# [Written problem]
Go through the data below and copy it exactly, skipping every picture.

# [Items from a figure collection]

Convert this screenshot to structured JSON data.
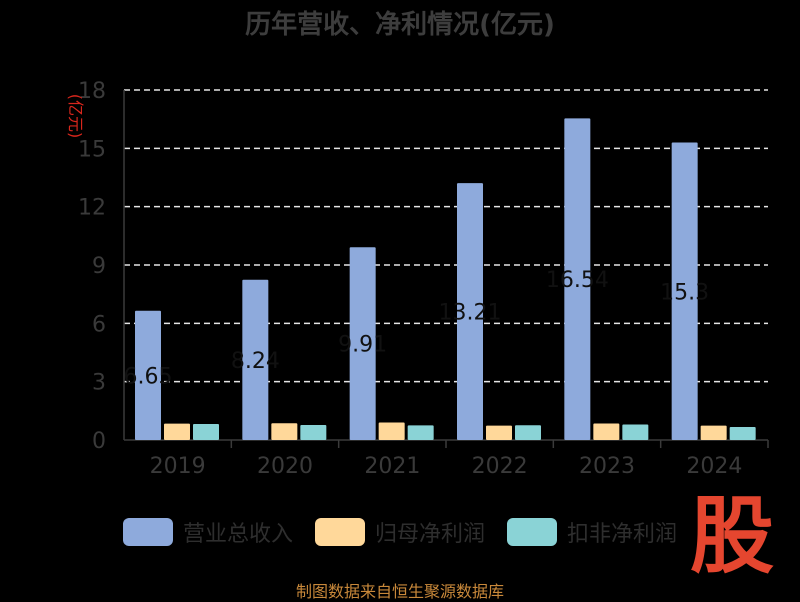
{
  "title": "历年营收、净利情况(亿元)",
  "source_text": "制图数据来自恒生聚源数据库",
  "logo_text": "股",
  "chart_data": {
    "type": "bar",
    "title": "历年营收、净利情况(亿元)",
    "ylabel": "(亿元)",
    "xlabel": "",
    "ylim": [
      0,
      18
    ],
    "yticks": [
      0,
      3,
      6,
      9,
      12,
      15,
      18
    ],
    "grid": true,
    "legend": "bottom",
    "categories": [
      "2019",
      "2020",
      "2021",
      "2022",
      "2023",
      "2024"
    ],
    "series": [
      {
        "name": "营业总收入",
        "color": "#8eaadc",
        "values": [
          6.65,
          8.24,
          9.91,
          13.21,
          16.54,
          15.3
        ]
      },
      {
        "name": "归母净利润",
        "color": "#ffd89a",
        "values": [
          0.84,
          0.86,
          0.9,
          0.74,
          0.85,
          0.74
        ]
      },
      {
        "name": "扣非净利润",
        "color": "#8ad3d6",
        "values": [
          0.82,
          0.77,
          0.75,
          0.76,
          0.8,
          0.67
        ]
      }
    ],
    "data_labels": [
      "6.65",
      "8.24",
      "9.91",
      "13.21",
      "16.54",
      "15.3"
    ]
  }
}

# [Completed task]
Convert this screenshot to structured JSON data.
{
  "title": "历年营收、净利情况(亿元)",
  "source_text": "制图数据来自恒生聚源数据库",
  "logo_text": "股",
  "chart_data": {
    "type": "bar",
    "title": "历年营收、净利情况(亿元)",
    "ylabel": "(亿元)",
    "xlabel": "",
    "ylim": [
      0,
      18
    ],
    "yticks": [
      0,
      3,
      6,
      9,
      12,
      15,
      18
    ],
    "grid": true,
    "legend": "bottom",
    "categories": [
      "2019",
      "2020",
      "2021",
      "2022",
      "2023",
      "2024"
    ],
    "series": [
      {
        "name": "营业总收入",
        "color": "#8eaadc",
        "values": [
          6.65,
          8.24,
          9.91,
          13.21,
          16.54,
          15.3
        ]
      },
      {
        "name": "归母净利润",
        "color": "#ffd89a",
        "values": [
          0.84,
          0.86,
          0.9,
          0.74,
          0.85,
          0.74
        ]
      },
      {
        "name": "扣非净利润",
        "color": "#8ad3d6",
        "values": [
          0.82,
          0.77,
          0.75,
          0.76,
          0.8,
          0.67
        ]
      }
    ],
    "data_labels": [
      "6.65",
      "8.24",
      "9.91",
      "13.21",
      "16.54",
      "15.3"
    ]
  }
}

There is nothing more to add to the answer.